■ Dataset records
:::::

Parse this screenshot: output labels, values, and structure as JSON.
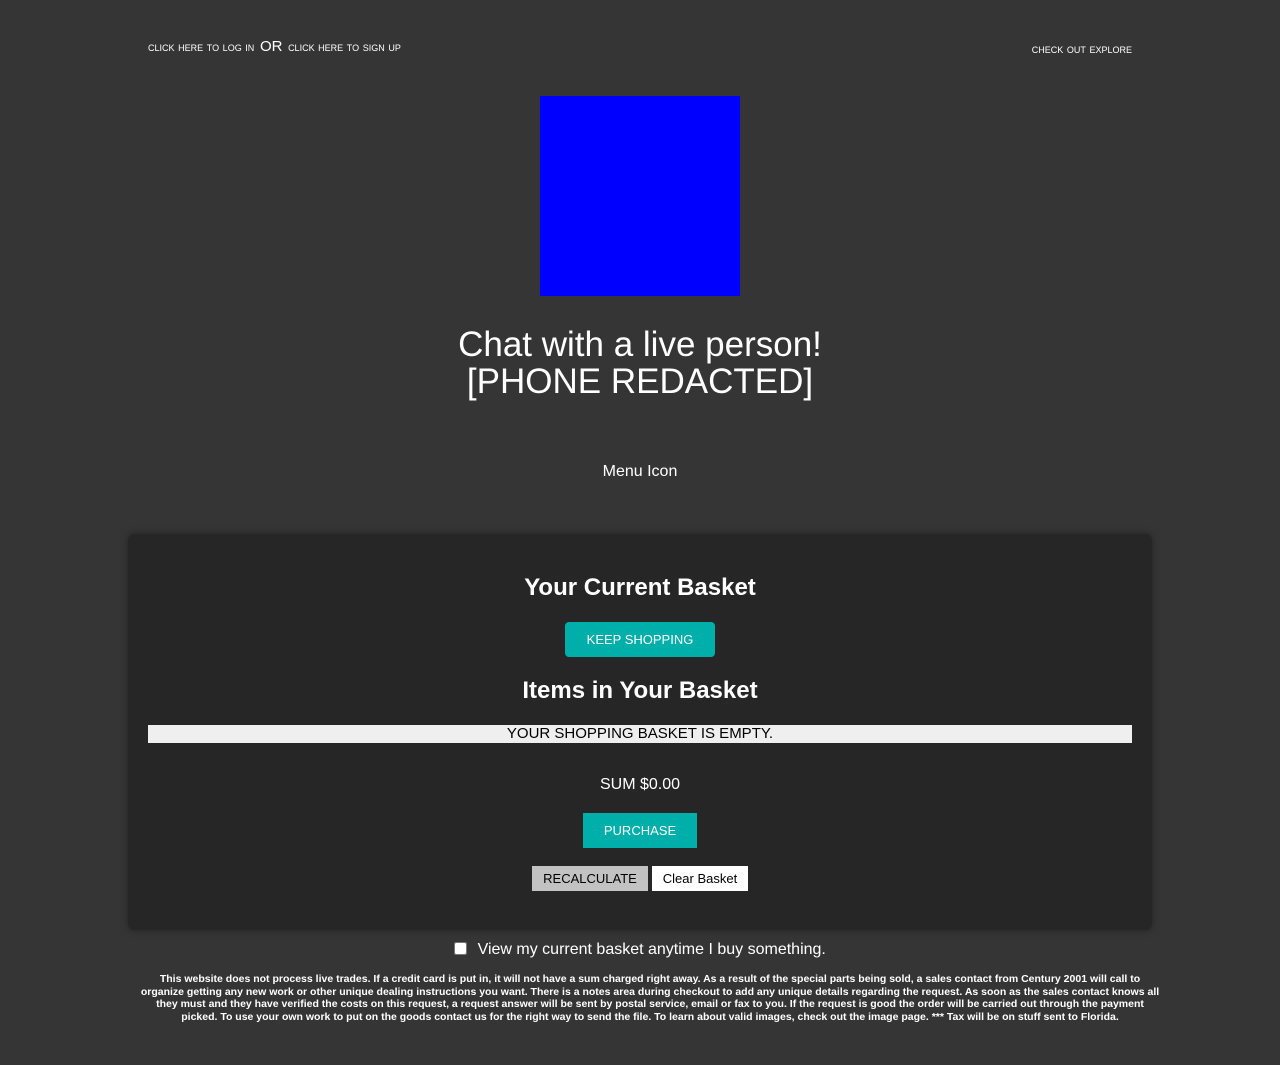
{
  "topbar": {
    "login_link": "click here to log in",
    "or_text": "OR",
    "signup_link": "click here to sign up",
    "explore_link": "check out explore"
  },
  "logo": {
    "color": "#0000ff"
  },
  "chat": {
    "line1": "Chat with a live person!",
    "line2": "[PHONE REDACTED]"
  },
  "menu": {
    "label": "Menu Icon"
  },
  "basket": {
    "title": "Your Current Basket",
    "keep_shopping": "KEEP SHOPPING",
    "items_title": "Items in Your Basket",
    "empty_message": "YOUR SHOPPING BASKET IS EMPTY.",
    "sum": "SUM $0.00",
    "purchase": "PURCHASE",
    "recalculate": "RECALCULATE",
    "clear": "Clear Basket"
  },
  "view_basket_option": {
    "label": "View my current basket anytime I buy something.",
    "checked": false
  },
  "disclaimer": "This website does not process live trades. If a credit card is put in, it will not have a sum charged right away. As a result of the special parts being sold, a sales contact from Century 2001 will call to organize getting any new work or other unique dealing instructions you want. There is a notes area during checkout to add any unique details regarding the request. As soon as the sales contact knows all they must and they have verified the costs on this request, a request answer will be sent by postal service, email or fax to you. If the request is good the order will be carried out through the payment picked. To use your own work to put on the goods contact us for the right way to send the file. To learn about valid images, check out the image page. *** Tax will be on stuff sent to Florida.",
  "colors": {
    "background": "#353535",
    "panel": "#262626",
    "accent": "#00aeaa"
  }
}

:::::

Exclude every picture and copy the remaining data exactly.

■ Output for this task
Parse this screenshot: output labels, values, and structure as JSON.
{
  "topbar": {
    "login_link": "click here to log in",
    "or_text": "OR",
    "signup_link": "click here to sign up",
    "explore_link": "check out explore"
  },
  "logo": {
    "color": "#0000ff"
  },
  "chat": {
    "line1": "Chat with a live person!",
    "line2": "[PHONE REDACTED]"
  },
  "menu": {
    "label": "Menu Icon"
  },
  "basket": {
    "title": "Your Current Basket",
    "keep_shopping": "KEEP SHOPPING",
    "items_title": "Items in Your Basket",
    "empty_message": "YOUR SHOPPING BASKET IS EMPTY.",
    "sum": "SUM $0.00",
    "purchase": "PURCHASE",
    "recalculate": "RECALCULATE",
    "clear": "Clear Basket"
  },
  "view_basket_option": {
    "label": "View my current basket anytime I buy something.",
    "checked": false
  },
  "disclaimer": "This website does not process live trades. If a credit card is put in, it will not have a sum charged right away. As a result of the special parts being sold, a sales contact from Century 2001 will call to organize getting any new work or other unique dealing instructions you want. There is a notes area during checkout to add any unique details regarding the request. As soon as the sales contact knows all they must and they have verified the costs on this request, a request answer will be sent by postal service, email or fax to you. If the request is good the order will be carried out through the payment picked. To use your own work to put on the goods contact us for the right way to send the file. To learn about valid images, check out the image page. *** Tax will be on stuff sent to Florida.",
  "colors": {
    "background": "#353535",
    "panel": "#262626",
    "accent": "#00aeaa"
  }
}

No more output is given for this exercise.